● **THE REQUEST**
In the entries below, count every line with the string "representation". State the count and nothing else.

● **GIVEN INFORMATION**
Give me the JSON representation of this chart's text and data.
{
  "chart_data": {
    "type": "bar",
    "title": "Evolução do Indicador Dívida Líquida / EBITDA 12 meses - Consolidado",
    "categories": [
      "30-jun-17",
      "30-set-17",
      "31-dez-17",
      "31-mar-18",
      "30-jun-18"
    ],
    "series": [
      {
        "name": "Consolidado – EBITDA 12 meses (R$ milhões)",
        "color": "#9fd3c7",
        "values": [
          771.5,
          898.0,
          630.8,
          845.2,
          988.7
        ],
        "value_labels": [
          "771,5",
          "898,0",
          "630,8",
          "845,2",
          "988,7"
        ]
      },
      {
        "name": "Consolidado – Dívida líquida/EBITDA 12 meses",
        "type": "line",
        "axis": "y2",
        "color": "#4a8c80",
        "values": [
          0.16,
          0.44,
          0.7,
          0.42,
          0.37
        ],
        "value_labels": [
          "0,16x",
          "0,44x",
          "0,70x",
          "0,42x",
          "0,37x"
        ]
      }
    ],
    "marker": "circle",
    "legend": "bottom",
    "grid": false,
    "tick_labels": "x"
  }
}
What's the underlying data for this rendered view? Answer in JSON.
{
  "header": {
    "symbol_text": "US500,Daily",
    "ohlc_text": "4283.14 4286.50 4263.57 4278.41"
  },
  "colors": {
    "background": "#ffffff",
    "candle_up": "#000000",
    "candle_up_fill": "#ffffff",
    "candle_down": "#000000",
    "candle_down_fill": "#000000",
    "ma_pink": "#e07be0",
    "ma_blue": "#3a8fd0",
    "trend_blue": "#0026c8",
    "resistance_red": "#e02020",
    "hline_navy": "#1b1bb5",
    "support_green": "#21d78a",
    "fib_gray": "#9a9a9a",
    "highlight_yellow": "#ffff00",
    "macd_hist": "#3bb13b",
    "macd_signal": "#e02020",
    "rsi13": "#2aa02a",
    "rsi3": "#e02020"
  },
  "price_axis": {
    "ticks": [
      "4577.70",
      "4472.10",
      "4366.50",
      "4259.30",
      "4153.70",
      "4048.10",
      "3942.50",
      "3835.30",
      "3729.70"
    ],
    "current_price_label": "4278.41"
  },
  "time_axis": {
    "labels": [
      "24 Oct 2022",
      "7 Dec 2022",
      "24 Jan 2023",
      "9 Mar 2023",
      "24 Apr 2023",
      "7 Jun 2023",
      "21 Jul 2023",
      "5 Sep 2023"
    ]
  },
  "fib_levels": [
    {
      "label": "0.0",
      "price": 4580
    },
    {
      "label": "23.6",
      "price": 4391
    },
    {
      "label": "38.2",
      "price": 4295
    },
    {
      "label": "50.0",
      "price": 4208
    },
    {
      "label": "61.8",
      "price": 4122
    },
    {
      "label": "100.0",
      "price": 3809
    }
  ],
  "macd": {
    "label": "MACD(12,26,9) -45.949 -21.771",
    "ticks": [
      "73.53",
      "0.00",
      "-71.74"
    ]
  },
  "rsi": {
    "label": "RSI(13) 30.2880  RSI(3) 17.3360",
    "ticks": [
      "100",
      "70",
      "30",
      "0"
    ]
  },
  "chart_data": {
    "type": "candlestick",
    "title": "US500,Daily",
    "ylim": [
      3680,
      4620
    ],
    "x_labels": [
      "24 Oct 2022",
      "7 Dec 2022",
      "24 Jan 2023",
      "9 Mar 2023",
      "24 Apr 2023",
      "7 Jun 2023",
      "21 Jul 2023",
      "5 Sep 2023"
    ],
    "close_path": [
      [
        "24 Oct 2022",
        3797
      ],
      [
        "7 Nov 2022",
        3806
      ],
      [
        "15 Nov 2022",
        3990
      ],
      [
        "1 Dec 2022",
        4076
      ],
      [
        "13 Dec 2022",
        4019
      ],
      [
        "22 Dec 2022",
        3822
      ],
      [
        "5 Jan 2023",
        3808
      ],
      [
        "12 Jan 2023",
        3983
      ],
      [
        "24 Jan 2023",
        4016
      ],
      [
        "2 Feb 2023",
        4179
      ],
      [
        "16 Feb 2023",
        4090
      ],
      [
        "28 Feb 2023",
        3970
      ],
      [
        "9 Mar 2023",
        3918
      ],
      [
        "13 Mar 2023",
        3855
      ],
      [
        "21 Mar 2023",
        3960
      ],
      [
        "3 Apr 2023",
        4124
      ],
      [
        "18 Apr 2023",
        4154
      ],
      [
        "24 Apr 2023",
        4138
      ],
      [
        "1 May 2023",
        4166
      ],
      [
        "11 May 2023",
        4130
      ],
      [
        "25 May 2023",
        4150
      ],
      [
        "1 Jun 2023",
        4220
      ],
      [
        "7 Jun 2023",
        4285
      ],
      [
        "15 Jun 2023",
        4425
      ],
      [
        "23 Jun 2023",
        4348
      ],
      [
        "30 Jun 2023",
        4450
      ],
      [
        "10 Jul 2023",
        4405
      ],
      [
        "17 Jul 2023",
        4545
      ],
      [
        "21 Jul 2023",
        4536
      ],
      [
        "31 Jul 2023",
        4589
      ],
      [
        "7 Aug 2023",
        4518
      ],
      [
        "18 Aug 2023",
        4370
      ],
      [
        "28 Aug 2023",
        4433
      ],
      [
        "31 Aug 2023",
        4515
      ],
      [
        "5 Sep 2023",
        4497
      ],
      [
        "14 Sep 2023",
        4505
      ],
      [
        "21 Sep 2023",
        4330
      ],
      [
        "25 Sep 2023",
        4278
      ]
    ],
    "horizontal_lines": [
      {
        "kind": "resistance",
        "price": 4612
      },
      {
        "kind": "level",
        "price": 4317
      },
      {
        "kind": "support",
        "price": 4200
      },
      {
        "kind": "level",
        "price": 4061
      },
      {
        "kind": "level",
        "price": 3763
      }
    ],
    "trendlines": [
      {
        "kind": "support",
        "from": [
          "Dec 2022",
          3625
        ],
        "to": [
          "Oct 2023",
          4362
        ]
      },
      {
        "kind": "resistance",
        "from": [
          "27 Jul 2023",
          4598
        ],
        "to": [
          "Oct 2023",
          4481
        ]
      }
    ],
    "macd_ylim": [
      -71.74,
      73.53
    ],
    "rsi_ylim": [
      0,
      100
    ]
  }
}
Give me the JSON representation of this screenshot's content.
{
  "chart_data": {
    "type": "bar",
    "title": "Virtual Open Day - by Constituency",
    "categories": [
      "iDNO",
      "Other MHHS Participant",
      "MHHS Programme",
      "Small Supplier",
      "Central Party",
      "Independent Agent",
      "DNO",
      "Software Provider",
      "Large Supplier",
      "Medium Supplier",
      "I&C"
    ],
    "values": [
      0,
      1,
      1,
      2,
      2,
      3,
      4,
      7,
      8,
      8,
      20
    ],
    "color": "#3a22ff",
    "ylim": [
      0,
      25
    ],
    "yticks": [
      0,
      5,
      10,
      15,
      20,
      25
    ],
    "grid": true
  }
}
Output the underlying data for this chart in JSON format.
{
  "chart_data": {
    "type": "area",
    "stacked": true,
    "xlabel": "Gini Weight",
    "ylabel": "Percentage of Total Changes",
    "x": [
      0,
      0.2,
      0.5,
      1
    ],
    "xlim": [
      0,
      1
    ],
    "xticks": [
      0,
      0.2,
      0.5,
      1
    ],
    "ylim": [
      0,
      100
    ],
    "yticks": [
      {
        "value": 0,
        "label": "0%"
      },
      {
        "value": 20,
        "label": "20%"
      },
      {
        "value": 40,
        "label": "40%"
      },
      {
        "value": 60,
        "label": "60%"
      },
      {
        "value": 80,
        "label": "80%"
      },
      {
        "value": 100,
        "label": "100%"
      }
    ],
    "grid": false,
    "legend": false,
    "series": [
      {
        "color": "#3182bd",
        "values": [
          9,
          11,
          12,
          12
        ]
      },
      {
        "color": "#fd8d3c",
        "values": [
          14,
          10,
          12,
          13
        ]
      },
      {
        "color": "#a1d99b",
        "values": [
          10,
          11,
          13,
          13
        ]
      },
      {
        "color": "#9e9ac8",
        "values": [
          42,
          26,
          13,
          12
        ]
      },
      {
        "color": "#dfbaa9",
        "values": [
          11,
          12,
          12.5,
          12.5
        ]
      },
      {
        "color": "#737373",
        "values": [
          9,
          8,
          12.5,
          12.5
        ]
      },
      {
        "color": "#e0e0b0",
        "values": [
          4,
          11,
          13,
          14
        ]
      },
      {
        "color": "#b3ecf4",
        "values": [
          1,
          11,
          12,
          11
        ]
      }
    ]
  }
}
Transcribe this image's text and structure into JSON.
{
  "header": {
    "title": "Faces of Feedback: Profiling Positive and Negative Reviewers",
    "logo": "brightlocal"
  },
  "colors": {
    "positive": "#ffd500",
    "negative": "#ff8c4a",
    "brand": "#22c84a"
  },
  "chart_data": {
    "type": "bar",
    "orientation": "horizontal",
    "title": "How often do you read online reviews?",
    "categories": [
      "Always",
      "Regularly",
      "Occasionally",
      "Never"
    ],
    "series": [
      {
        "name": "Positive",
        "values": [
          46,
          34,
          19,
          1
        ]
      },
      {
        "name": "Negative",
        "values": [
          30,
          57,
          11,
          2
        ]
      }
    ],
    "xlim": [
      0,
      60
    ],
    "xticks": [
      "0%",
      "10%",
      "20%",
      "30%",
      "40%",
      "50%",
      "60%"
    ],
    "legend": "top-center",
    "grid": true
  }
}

● **RESPONSE BELOW**
2